--- start Stored records ---

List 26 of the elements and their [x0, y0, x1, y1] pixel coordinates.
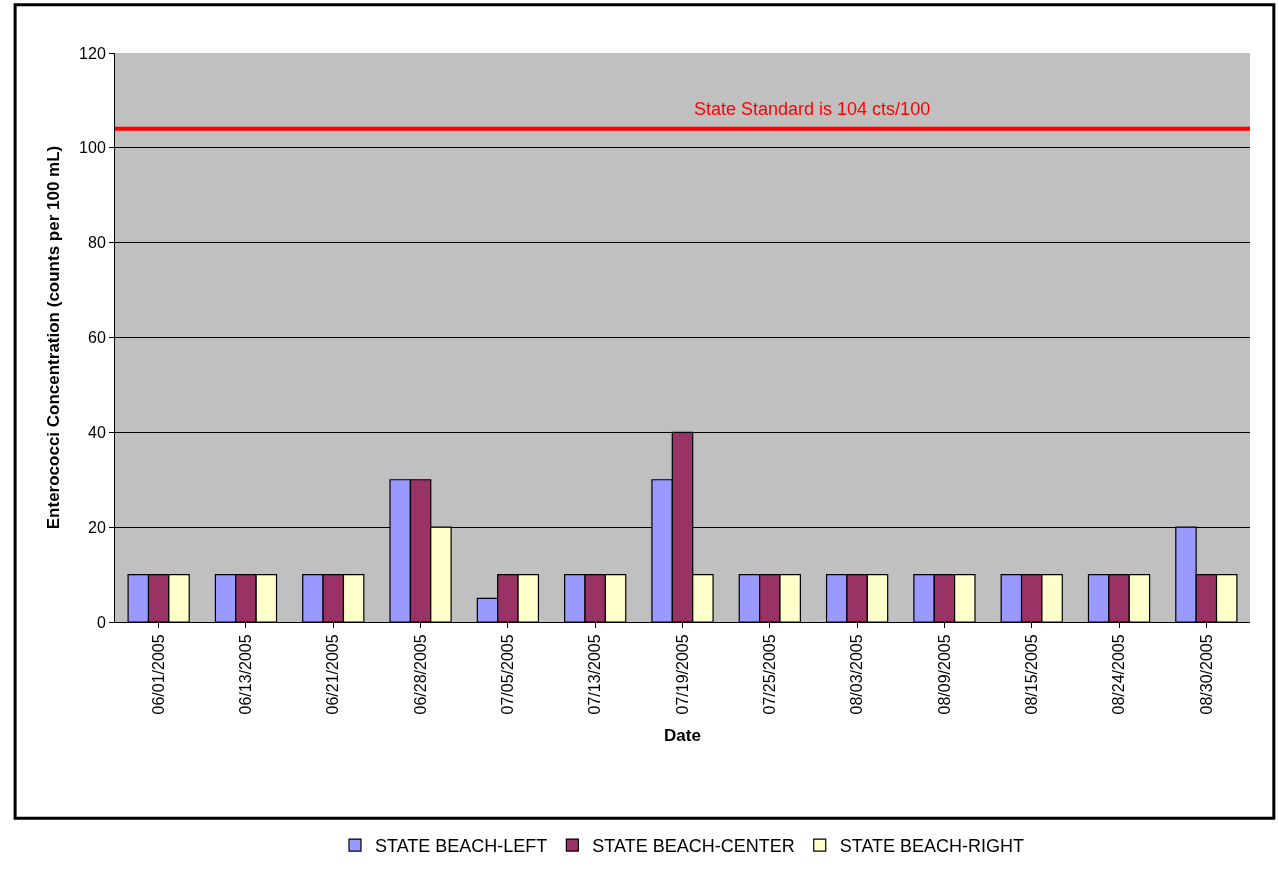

--- end Stored records ---
--- start Stored records ---

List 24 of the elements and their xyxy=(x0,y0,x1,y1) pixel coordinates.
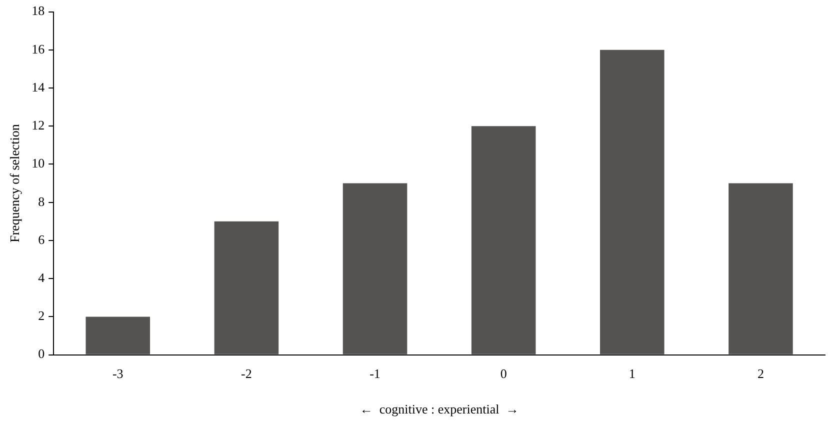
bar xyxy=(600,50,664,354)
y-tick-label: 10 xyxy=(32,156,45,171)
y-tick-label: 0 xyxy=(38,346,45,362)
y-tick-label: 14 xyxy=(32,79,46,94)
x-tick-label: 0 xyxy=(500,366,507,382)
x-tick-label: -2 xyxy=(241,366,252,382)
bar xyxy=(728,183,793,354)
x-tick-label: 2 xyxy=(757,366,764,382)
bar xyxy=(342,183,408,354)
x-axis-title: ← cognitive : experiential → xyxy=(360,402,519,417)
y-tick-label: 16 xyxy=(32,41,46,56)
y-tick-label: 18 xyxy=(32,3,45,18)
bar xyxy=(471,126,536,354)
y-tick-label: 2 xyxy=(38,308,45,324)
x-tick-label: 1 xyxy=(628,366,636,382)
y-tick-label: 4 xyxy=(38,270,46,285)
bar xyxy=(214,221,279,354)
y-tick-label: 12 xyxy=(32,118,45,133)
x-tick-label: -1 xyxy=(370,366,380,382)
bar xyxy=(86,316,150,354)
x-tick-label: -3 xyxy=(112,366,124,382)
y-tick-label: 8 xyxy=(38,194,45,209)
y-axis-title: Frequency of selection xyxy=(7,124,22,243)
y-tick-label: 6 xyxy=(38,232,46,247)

--- end Stored records ---

# Exercise brief
Recast the material from the line with "List 24 of the" up to and including the line with "y-tick-label: 12 xyxy=(32,118,45,133)" as a two-column CSV with the headers input and output. Give each entry one row, with its text under input and its answer under output, put each field in quotes, replace line breaks with spaces, and omit the pictures.

# Response to this exercise
input,output
"List 24 of the elements and their xyxy=(x0,y0,x1,y1) pixel coordinates.","bar xyxy=(600,50,664,354) y-tick-label: 10 xyxy=(32,156,45,171) y-tick-label: 0 xyxy=(38,346,45,362) y-tick-label: 14 xyxy=(32,79,46,94) x-tick-label: 0 xyxy=(500,366,507,382) x-tick-label: -2 xyxy=(241,366,252,382) bar xyxy=(728,183,793,354) x-tick-label: 2 xyxy=(757,366,764,382) bar xyxy=(342,183,408,354) x-axis-title: ← cognitive : experiential → xyxy=(360,402,519,417) y-tick-label: 16 xyxy=(32,41,46,56) y-tick-label: 18 xyxy=(32,3,45,18) bar xyxy=(471,126,536,354) y-tick-label: 2 xyxy=(38,308,45,324) x-tick-label: 1 xyxy=(628,366,636,382) y-tick-label: 4 xyxy=(38,270,46,285) bar xyxy=(214,221,279,354) y-tick-label: 12 xyxy=(32,118,45,133)"